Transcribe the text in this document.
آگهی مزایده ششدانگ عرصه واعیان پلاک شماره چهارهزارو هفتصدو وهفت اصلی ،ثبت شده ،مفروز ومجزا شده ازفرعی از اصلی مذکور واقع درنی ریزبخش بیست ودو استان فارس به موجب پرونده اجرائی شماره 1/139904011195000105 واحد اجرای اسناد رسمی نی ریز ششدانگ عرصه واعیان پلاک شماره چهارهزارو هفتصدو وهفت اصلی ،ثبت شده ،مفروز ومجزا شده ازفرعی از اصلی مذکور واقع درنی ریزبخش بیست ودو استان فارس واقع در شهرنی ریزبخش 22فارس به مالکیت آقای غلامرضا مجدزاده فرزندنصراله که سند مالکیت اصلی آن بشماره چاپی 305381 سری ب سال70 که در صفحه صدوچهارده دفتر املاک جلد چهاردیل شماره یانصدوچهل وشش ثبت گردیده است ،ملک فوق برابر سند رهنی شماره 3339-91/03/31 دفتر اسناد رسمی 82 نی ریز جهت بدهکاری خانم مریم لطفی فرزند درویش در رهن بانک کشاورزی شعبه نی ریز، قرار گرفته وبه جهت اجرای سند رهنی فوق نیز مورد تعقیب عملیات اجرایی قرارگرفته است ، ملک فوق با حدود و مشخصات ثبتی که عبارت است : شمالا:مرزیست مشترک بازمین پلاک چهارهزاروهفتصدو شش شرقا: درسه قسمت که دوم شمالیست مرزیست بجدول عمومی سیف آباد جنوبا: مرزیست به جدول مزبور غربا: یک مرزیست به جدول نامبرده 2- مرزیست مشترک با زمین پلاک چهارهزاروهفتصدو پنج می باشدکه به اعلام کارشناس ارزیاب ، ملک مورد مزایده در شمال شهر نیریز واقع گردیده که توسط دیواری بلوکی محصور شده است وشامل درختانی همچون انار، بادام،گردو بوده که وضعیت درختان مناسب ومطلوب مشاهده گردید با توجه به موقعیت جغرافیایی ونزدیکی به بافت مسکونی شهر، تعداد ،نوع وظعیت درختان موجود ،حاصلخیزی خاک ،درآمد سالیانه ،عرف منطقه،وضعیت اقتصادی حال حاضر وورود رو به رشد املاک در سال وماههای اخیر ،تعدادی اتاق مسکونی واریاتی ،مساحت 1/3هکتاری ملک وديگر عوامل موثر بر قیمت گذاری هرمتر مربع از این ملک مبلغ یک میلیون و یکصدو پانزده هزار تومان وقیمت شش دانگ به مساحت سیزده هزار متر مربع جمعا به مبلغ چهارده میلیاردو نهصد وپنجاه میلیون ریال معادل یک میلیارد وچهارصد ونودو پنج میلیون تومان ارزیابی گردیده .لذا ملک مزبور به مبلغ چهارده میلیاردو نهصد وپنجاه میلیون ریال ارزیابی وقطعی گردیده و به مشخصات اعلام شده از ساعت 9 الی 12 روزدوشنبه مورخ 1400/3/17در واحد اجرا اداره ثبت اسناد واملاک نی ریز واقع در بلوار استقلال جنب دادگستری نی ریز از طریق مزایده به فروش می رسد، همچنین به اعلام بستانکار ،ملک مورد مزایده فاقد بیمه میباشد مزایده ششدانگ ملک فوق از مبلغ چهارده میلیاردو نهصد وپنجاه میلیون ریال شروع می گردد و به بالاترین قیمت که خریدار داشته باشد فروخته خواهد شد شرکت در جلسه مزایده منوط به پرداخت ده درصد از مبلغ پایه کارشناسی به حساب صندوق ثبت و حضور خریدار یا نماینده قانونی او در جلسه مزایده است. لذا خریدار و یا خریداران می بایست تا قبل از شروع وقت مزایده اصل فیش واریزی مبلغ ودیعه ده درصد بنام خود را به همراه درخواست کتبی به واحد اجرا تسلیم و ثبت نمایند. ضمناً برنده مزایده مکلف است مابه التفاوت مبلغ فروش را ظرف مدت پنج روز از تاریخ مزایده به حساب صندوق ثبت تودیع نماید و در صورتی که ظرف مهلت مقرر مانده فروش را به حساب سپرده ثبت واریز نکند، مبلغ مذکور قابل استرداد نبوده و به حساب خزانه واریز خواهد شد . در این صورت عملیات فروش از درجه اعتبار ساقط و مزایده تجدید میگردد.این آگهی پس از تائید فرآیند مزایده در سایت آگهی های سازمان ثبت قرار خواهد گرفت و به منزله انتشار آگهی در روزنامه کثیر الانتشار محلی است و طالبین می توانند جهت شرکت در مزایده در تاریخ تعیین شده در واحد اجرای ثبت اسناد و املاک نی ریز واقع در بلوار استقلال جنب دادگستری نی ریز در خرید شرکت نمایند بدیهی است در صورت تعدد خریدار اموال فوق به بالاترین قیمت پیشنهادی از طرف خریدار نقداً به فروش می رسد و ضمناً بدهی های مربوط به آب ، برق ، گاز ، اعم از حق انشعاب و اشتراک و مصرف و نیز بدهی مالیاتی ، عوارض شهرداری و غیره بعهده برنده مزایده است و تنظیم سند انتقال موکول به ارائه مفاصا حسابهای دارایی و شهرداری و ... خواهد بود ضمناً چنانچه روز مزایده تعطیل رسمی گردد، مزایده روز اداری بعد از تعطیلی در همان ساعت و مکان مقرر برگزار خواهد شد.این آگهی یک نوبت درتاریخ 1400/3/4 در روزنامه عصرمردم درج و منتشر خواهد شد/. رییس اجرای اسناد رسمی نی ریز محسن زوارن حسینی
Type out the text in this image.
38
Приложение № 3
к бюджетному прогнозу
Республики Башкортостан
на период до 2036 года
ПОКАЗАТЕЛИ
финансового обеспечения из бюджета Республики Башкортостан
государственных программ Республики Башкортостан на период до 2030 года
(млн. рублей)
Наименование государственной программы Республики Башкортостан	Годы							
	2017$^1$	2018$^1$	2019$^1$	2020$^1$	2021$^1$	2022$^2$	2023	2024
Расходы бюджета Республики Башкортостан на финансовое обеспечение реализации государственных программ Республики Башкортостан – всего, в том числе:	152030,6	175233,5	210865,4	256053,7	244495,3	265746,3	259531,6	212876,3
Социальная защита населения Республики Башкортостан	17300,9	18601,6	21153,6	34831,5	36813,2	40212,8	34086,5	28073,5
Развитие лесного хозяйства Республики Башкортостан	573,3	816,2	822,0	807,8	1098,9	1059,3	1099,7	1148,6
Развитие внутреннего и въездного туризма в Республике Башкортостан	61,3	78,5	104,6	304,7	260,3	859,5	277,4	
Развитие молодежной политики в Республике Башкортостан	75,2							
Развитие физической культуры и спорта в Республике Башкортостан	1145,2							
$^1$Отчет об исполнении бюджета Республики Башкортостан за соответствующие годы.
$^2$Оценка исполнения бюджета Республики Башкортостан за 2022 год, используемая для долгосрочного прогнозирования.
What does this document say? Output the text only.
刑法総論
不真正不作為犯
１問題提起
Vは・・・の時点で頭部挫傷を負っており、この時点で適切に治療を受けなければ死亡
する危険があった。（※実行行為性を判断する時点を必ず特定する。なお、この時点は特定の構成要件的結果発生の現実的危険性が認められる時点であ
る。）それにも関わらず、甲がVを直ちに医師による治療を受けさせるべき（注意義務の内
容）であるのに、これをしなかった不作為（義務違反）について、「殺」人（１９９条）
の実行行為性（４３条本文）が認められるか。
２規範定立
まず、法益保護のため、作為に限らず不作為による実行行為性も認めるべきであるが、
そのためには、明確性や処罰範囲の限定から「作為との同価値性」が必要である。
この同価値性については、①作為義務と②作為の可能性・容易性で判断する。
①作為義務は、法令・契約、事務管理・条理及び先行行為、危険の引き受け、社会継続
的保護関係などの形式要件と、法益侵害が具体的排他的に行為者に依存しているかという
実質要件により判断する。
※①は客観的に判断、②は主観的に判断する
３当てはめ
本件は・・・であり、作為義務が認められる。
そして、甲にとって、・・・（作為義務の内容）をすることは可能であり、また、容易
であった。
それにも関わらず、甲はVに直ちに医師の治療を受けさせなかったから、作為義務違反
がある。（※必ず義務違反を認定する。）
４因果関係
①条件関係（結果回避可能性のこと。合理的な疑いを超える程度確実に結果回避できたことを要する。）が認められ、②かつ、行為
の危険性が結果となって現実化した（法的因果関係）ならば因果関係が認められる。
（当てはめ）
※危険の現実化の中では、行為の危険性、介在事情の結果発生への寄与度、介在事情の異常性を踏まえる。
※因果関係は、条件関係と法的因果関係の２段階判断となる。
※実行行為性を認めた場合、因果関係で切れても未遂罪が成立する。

++++++++++

— Stated problem —
Find the lines that include the string "государственных", then copy each of them.

— Answer for this exercise —
государственных программ Республики Башкортостан на период до 2030 года
Расходы бюджета Республики Башкортостан на финансовое обеспечение реализации государственных программ Республики Башкортостан – всего, в том числе:	152030,6	175233,5	210865,4	256053,7	244495,3	265746,3	259531,6	212876,3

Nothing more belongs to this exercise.